Give the stretch from the line containing "- running-head: DER KLANG DES UNIVERSUMS: [81, 20, 219, 29]" through the line containing "- running-head: DER KLANG DES UNIVERSUMS: [381, 20, 519, 29]" as a Markdown table with the columns No. and Text, one numbered row per line and blank lines left out.

>>>>>

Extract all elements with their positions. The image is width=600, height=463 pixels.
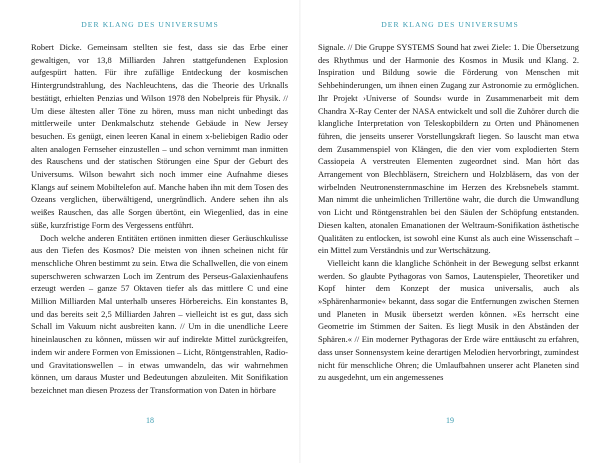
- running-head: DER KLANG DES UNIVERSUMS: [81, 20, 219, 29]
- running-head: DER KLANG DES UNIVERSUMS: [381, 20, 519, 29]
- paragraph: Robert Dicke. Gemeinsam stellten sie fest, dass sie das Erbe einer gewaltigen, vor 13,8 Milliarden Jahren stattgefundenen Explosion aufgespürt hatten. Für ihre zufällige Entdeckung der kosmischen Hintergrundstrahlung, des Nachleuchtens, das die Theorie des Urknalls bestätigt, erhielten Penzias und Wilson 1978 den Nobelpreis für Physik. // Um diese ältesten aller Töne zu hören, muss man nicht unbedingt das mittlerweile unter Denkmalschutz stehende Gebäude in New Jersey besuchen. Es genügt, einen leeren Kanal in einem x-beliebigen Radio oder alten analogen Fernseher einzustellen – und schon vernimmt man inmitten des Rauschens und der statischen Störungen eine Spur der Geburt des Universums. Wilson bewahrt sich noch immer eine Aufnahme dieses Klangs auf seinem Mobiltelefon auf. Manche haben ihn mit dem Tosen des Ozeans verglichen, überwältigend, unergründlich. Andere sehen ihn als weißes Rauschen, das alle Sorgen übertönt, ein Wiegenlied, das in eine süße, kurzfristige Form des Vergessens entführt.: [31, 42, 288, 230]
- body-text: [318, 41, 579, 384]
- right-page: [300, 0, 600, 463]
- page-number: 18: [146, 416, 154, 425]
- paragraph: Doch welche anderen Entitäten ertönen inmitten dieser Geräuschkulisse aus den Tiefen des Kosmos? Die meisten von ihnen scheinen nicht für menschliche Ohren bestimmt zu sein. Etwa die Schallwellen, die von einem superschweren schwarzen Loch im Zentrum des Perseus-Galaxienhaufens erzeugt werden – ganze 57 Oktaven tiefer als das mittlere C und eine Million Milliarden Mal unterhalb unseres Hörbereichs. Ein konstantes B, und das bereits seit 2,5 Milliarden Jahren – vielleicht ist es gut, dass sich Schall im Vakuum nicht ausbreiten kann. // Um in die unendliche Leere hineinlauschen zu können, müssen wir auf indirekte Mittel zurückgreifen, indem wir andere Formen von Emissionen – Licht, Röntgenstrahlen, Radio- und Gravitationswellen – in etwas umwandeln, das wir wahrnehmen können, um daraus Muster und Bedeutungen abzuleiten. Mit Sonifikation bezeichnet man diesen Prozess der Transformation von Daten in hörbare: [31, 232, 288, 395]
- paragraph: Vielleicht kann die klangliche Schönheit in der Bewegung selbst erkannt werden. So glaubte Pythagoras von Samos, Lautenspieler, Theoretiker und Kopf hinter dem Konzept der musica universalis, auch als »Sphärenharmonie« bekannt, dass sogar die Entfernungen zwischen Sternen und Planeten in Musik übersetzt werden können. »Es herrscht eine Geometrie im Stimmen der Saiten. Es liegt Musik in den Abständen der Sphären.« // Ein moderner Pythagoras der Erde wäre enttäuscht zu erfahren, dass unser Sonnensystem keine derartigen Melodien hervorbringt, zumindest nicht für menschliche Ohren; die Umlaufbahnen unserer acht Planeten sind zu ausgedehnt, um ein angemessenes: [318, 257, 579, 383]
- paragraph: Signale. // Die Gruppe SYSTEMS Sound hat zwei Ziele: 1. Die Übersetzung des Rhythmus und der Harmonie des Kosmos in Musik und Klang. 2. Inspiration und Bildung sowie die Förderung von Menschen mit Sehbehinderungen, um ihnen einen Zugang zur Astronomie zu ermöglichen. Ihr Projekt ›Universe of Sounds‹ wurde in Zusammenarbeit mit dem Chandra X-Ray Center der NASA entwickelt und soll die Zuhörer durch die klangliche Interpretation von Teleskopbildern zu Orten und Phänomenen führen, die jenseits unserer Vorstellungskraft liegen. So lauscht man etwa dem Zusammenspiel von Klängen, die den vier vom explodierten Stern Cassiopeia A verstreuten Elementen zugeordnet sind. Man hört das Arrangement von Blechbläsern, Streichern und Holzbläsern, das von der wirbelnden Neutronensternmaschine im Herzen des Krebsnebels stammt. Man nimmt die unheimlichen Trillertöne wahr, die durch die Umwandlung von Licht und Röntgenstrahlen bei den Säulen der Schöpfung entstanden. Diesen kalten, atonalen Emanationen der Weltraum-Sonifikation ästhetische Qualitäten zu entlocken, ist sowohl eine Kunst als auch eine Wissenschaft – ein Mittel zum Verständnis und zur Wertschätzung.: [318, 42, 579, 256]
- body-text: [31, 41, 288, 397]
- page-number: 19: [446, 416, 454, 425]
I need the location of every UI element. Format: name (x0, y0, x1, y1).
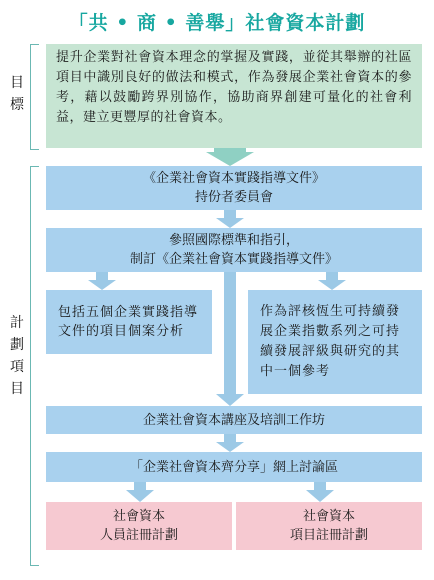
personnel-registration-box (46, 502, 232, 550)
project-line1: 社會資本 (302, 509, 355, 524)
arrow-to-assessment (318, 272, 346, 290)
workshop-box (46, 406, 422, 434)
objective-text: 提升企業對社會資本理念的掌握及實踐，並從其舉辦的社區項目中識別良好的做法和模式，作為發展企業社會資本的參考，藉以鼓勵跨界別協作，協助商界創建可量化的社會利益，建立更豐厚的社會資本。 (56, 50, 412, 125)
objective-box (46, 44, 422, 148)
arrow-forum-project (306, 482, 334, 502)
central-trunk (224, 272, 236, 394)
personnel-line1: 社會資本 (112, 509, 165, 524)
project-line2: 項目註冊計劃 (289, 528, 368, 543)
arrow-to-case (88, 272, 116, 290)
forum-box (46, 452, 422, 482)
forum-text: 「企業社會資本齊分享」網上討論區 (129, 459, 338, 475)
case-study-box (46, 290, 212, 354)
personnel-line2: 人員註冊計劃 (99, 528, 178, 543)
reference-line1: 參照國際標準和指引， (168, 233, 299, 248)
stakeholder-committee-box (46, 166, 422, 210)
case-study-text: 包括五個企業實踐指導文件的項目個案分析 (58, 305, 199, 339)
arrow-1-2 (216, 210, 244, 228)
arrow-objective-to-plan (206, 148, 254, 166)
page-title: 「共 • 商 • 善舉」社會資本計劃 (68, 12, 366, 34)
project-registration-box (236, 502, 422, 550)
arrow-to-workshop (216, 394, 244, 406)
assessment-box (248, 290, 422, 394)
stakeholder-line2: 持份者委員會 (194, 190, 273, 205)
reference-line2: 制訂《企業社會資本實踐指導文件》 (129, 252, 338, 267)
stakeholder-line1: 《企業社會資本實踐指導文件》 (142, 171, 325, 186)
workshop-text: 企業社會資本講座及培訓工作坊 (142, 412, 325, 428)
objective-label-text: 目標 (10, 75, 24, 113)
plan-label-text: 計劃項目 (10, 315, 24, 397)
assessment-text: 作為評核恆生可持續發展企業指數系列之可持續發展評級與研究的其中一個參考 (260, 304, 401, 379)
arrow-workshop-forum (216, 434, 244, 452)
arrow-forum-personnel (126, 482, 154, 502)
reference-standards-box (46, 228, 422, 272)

<<<<<

_OUTPUT FOR THIS EXERCISE_:
| No. | Text |
|---|---|
| 1 | - running-head: DER KLANG DES UNIVERSUMS: [81, 20, 219, 29] |
| 2 | - running-head: DER KLANG DES UNIVERSUMS: [381, 20, 519, 29] |